**** Listed records
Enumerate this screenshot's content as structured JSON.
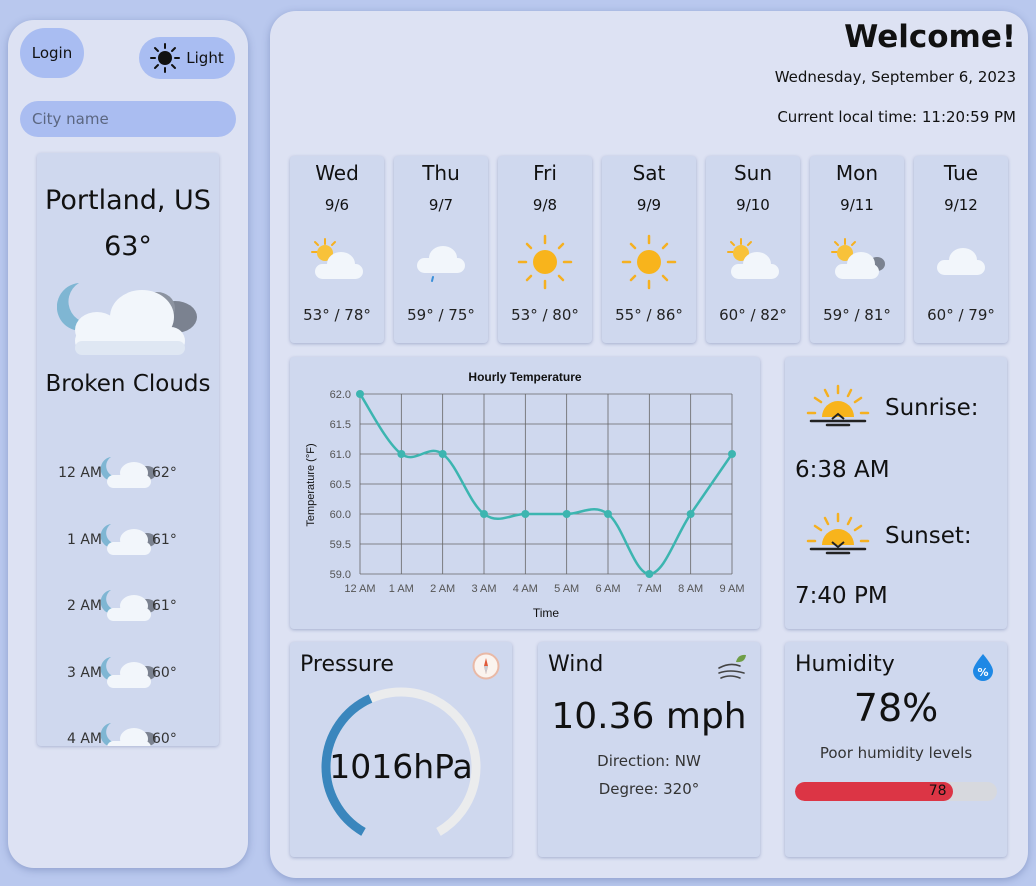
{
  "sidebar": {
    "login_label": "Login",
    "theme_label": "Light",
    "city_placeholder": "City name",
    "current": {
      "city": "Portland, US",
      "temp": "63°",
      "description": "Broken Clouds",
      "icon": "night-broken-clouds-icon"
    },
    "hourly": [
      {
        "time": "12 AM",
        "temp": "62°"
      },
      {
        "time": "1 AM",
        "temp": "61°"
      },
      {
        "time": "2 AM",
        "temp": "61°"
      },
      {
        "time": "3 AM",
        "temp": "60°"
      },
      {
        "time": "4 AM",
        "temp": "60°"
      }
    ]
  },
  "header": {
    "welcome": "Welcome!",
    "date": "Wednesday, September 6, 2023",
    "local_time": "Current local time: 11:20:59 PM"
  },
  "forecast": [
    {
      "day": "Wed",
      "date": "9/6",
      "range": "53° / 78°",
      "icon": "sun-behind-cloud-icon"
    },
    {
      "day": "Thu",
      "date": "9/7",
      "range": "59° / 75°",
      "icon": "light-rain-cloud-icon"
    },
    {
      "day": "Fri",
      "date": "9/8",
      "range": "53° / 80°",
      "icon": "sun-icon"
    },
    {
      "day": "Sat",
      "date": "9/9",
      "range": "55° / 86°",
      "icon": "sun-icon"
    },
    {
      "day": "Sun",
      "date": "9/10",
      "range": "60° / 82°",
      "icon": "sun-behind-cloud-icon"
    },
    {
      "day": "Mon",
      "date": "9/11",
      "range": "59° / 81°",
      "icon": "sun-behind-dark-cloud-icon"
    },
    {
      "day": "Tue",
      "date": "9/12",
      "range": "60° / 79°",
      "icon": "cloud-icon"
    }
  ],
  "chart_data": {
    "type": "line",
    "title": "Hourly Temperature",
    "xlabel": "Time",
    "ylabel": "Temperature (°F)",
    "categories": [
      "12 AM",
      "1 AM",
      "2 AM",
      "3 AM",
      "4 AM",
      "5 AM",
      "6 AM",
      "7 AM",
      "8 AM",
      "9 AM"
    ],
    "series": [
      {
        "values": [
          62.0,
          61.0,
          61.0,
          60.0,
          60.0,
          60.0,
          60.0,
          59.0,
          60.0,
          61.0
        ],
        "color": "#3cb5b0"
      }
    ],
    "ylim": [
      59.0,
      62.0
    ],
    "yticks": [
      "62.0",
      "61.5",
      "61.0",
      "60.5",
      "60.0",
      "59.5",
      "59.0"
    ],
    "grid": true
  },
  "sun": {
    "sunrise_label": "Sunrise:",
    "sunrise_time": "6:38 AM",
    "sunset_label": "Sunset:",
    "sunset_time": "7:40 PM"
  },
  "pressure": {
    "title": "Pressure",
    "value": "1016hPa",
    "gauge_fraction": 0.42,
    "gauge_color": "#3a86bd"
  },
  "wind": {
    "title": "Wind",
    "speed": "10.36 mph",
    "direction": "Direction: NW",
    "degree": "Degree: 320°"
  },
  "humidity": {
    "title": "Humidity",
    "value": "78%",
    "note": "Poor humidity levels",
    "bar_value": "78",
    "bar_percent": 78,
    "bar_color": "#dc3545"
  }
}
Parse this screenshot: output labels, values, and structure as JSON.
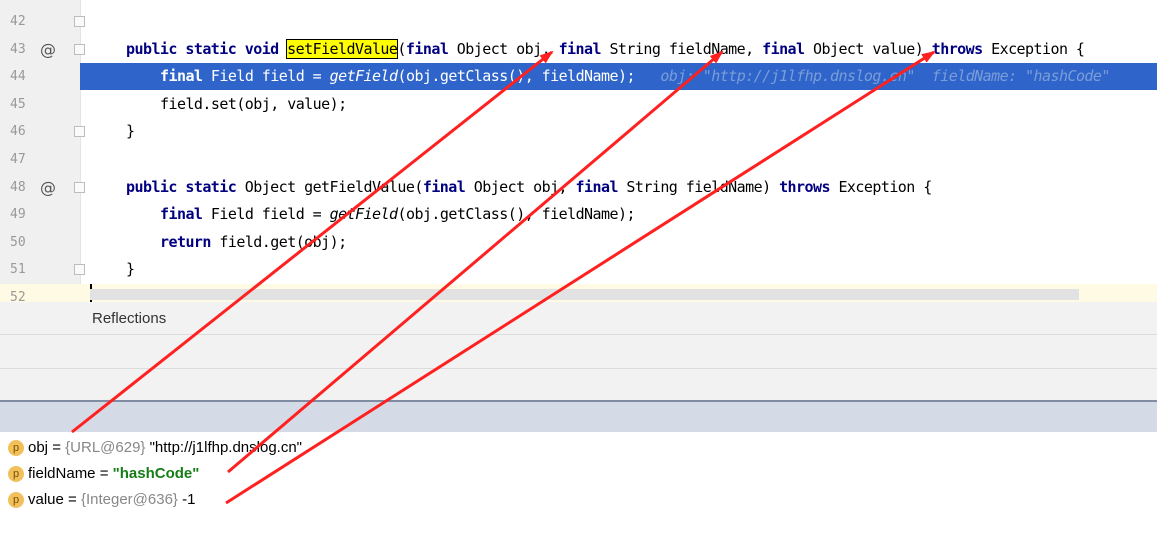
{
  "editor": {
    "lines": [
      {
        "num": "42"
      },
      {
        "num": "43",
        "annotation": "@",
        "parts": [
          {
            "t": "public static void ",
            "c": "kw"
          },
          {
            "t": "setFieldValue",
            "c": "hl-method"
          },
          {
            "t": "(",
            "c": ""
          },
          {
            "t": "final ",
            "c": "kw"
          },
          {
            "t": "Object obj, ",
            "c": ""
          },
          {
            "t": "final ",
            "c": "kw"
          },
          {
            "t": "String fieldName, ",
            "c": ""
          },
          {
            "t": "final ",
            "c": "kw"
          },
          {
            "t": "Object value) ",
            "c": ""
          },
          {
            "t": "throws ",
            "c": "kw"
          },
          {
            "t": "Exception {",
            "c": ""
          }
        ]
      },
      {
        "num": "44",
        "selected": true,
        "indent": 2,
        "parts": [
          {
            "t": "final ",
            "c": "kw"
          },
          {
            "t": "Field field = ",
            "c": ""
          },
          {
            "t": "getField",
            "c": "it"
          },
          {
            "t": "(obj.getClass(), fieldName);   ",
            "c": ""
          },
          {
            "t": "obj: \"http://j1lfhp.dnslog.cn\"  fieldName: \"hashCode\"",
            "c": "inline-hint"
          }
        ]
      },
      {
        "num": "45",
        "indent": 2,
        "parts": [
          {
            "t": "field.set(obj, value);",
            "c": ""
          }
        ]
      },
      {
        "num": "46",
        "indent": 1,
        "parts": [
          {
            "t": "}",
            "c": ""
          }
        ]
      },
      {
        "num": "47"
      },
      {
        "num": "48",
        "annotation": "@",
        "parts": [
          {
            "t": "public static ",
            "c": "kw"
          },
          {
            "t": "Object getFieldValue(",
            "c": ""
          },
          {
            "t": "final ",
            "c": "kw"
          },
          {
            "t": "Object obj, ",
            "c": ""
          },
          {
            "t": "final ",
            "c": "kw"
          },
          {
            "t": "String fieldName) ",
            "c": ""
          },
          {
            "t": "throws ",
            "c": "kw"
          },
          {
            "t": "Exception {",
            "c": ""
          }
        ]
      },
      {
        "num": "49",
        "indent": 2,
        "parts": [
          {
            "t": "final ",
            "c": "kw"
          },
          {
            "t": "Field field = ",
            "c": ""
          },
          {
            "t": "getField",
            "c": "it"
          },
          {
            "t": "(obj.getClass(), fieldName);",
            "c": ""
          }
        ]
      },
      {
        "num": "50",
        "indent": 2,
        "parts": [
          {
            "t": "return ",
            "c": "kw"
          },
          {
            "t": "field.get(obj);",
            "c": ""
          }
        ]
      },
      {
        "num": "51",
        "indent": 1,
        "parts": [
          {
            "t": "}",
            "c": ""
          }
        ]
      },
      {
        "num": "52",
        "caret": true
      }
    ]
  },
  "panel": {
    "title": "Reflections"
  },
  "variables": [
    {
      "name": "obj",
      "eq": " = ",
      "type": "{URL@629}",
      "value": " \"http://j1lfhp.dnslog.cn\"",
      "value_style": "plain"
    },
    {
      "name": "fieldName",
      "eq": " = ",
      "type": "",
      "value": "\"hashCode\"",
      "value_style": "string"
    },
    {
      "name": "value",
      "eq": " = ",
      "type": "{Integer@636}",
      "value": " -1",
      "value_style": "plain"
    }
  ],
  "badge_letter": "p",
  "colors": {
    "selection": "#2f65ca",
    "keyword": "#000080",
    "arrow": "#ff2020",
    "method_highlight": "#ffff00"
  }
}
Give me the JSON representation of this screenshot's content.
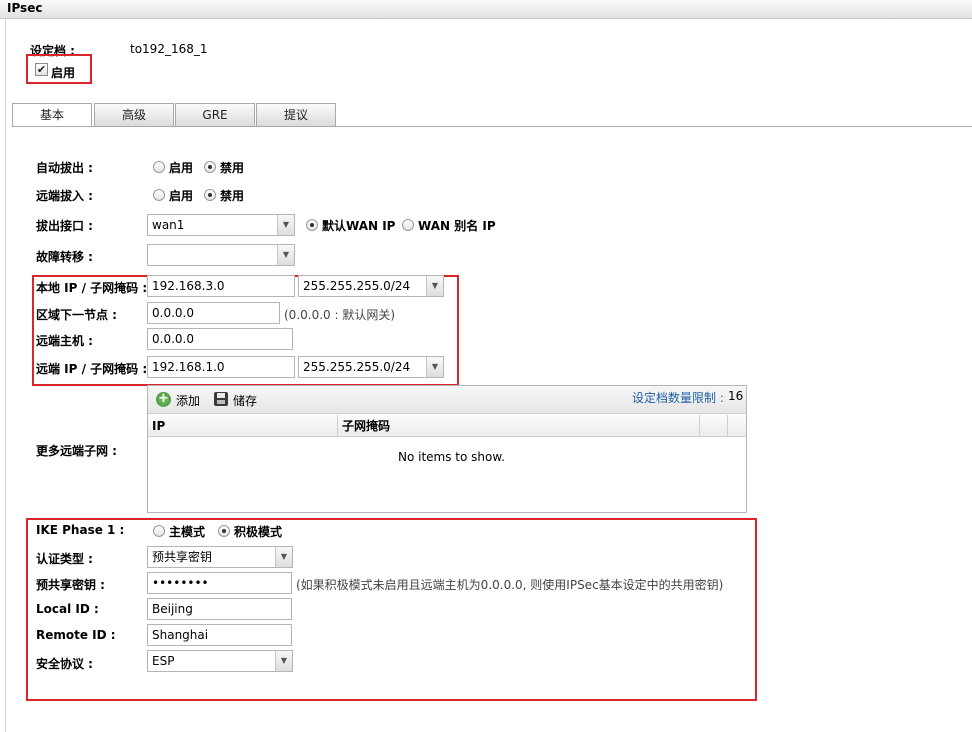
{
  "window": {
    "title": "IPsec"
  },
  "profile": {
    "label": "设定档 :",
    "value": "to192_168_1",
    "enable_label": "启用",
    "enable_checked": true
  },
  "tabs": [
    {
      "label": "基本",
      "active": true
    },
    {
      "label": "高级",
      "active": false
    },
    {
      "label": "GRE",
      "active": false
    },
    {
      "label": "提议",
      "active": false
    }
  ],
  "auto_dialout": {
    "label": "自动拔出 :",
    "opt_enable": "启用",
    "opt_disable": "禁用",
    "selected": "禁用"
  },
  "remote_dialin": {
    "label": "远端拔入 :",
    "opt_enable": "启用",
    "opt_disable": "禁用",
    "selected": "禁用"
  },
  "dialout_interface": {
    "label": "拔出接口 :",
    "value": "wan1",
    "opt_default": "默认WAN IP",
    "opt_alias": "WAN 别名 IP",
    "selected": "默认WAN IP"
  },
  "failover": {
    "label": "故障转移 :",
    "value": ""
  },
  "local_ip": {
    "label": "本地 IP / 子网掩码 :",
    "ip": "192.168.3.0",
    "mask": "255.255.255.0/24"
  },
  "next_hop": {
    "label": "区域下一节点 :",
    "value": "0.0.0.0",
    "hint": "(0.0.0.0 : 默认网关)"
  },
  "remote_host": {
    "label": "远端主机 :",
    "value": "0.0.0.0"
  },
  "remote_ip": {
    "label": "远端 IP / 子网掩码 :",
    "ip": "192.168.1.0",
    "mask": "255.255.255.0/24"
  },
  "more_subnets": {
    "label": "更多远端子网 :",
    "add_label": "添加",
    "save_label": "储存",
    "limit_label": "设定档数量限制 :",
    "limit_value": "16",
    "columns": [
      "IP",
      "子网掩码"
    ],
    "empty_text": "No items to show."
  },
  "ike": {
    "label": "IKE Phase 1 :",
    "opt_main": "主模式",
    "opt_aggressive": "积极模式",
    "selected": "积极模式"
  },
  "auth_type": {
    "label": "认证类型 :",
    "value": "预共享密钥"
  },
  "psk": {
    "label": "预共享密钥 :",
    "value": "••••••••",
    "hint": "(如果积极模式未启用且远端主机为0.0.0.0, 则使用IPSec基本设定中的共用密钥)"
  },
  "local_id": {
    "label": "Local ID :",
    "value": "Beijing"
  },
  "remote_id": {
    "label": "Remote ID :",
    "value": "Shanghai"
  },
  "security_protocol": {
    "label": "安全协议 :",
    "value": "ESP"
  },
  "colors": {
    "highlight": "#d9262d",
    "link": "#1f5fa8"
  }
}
********
*Stated goal*. Answer with one number only: how many lines above contain the word "子网掩码".

*Solution to the exercise*. 3